→ **Problem set**:
[a] Check each statement against the Rizzo text below and mark it yes or no, quoting the words from the text that settle it. (i) Rizzo first appeared in a 1980 episode of The Muppet Show guest starring Christopher Reeve. (ii) In The Great Muppet Caper, Rizzo played a bellboy in a Paris hotel. (iii) Rizzo has spoken dialogue in the 2011 film The Muppets.
[b] Resume the Rizzo text below, picking up after its final sentence.
>> start Text excerpt
Rizzo's name is derived from Dustin Hoffman's Ratso Rizzo character in Midnight Cowboy. Steve Whitmire created the character, based on rat puppets that he had previously made out of bottles.

Rizzo first appeared in a 1980 episode of The Muppet Show guest starring Christopher Reeve, as one of many Muppet rats following Reeve backstage. Rizzo can be seen mugging and reacting to practically every line of dialogue. He remained a scene-stealing background figure through the final season, occasionally performing with Dr. Teeth and the Electric Mayhem. By the time of The Muppet Christmas Carol, Whitmire had been performing Rizzo for around 12 years.

After the series, he appeared in the 1981 film The Great Muppet Caper as a bellboy in a fleabag London hotel. He has appeared in most later Muppet projects, including the 1984 film The Muppets Take Manhattan and Muppets Tonight. In The Muppet Christmas Carol, he developed a double act with Gonzo, with director Brian Henson and the crew envisioning Rizzo as "pain-in-the-neck sidekick." The characters narrate, break the fourth wall, and Rizzo challenges Gonzo's claims to be Charles Dickens. The Gonzo and Rizzo partnership was continued in the 1996 film Muppet Treasure Island and the 1999 film Muppets from Space. Along with Kermit the Frog and Gonzo, Rizzo gave an audio commentary for the Muppets from Space DVD.

Rizzo appears as a background character in the 2011 film The Muppets, without a spoken dialogue, although he is seen singing along during the finale, as well as the scene in which Kermit addresses a large crowd of Muppets. In the 2014 film Muppets Most Wanted, and the short feature Rizzo's Biggest Fan on the Blu-ray release, the character calls for more screentime. Rizzo returned to prominence in the TV series The Muppets, where he was on a writing crew with Gonzo and Pepe the King Prawn.
>> end Text excerpt
>> start Stored records
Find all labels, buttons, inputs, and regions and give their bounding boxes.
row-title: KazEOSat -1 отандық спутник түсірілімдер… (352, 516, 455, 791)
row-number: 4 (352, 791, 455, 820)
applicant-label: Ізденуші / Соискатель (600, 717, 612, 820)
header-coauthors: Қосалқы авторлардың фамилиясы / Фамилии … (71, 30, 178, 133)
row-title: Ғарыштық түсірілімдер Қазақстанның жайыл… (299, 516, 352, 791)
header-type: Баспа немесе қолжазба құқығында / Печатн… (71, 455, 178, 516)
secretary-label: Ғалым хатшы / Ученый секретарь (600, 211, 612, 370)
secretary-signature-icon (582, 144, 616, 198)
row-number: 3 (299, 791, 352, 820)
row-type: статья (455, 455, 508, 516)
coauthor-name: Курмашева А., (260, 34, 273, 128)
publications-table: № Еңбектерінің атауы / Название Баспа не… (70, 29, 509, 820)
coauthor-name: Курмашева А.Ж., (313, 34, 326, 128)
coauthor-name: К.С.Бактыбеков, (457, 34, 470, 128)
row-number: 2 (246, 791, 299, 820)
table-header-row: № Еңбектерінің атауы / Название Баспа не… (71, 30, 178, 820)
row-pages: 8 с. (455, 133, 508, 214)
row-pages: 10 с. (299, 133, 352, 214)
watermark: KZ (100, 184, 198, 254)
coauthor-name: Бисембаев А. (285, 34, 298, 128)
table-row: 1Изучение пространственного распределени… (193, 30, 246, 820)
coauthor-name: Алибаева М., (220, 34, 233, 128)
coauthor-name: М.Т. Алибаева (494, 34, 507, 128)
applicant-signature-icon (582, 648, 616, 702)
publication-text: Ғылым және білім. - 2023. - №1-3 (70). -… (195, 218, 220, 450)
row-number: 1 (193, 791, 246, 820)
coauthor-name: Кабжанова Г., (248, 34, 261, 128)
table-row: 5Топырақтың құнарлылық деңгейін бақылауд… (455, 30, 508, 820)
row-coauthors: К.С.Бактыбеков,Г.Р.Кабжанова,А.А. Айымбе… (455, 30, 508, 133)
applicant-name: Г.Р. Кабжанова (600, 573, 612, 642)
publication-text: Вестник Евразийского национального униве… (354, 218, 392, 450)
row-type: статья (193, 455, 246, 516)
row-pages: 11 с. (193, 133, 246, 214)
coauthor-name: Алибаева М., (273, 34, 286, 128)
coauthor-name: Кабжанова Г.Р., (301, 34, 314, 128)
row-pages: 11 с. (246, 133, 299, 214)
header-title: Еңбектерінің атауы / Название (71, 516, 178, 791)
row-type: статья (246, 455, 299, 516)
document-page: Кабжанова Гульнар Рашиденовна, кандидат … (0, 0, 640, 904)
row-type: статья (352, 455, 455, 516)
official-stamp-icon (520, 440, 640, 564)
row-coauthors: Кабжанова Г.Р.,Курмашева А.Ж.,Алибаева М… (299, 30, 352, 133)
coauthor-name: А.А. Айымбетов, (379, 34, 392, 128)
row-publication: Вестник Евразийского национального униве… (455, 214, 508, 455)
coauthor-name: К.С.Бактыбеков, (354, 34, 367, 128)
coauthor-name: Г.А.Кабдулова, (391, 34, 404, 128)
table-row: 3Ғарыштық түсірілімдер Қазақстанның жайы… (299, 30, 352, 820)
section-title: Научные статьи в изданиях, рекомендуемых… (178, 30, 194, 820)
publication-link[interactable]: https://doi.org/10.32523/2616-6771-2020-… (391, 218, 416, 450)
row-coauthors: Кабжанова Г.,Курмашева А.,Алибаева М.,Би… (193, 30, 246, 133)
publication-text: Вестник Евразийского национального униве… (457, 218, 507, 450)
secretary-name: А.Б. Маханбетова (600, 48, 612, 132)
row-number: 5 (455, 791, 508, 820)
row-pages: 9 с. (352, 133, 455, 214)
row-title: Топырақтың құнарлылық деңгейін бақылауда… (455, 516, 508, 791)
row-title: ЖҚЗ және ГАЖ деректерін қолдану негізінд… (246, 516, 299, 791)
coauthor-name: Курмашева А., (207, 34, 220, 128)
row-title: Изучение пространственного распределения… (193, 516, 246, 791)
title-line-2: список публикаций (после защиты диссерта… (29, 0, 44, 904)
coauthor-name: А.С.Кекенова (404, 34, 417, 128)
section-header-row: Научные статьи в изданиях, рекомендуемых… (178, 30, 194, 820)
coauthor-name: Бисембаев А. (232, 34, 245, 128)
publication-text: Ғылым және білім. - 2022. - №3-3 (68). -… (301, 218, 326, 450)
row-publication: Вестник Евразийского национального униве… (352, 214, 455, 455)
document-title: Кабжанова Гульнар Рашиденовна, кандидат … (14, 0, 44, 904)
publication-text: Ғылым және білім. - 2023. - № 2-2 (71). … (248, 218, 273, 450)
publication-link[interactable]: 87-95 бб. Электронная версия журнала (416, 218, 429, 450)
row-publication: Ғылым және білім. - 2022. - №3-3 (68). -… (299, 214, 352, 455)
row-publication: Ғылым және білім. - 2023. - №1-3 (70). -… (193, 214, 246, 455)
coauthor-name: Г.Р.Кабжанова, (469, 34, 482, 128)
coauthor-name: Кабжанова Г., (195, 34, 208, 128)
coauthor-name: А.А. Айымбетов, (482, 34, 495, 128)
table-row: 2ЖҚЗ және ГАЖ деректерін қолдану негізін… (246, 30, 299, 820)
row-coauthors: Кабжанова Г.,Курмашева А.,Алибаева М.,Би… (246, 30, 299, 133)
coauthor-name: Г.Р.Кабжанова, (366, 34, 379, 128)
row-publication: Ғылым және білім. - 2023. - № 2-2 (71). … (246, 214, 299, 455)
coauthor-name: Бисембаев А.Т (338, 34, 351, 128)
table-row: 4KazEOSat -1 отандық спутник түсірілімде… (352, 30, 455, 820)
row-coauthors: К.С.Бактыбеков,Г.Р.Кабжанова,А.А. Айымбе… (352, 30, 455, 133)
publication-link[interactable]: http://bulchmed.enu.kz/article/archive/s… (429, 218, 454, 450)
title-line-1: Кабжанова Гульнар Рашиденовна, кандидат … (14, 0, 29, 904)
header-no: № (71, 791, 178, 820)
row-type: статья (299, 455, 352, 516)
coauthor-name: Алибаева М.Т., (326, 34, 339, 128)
>> end Stored records
→ **Outputs in order**:
[a]
(i) Yes: "Rizzo first appeared in a 1980 episode of The Muppet Show guest starring Christopher Reeve"
(ii) No: "as a bellboy in a fleabag London hotel"
(iii) No: "without a spoken dialogue"

[b]
Following Whitmire's dismissal by The Muppets Studio in 2016, Rizzo did not have any speaking roles until 2025 when Bradley Freeman Jr. was announced to have taken over the role.

Benjamin Diskin voiced baby Rizzo in the animated series Muppet Babies (2018–2022).

==Appearances==

- The Muppet Show (1980–1981) (TV)
- The Muppets Go to the Movies (1981)
- The Great Muppet Caper (1981)
- The Fantastic Miss Piggy Show (1982)
- Rocky Mountain Holiday (1983)
- The Muppets Take Manhattan (1984)
- The Muppets: A Celebration of 30 Years (1986, background character)
- A Muppet Family Christmas (1987)
- The Jim Henson Hour (1989, background character)
- The Muppets at Walt Disney World (1990)
- The Muppets Celebrate Jim Henson (1990)
- Muppet*Vision 3D (1991, pre-show only)
- The Muppet Christmas Carol (1992) – Appearance as himself
- Muppet Classic Theater (1994)
- Muppet Treasure Island (1996) – Appearance as himself
- Muppets Tonight (1996–1998) (TV)
- Muppets from Space (1999)
- Disneyland (2001)
- It's a Very Merry Muppet Christmas Movie (2002) (TV)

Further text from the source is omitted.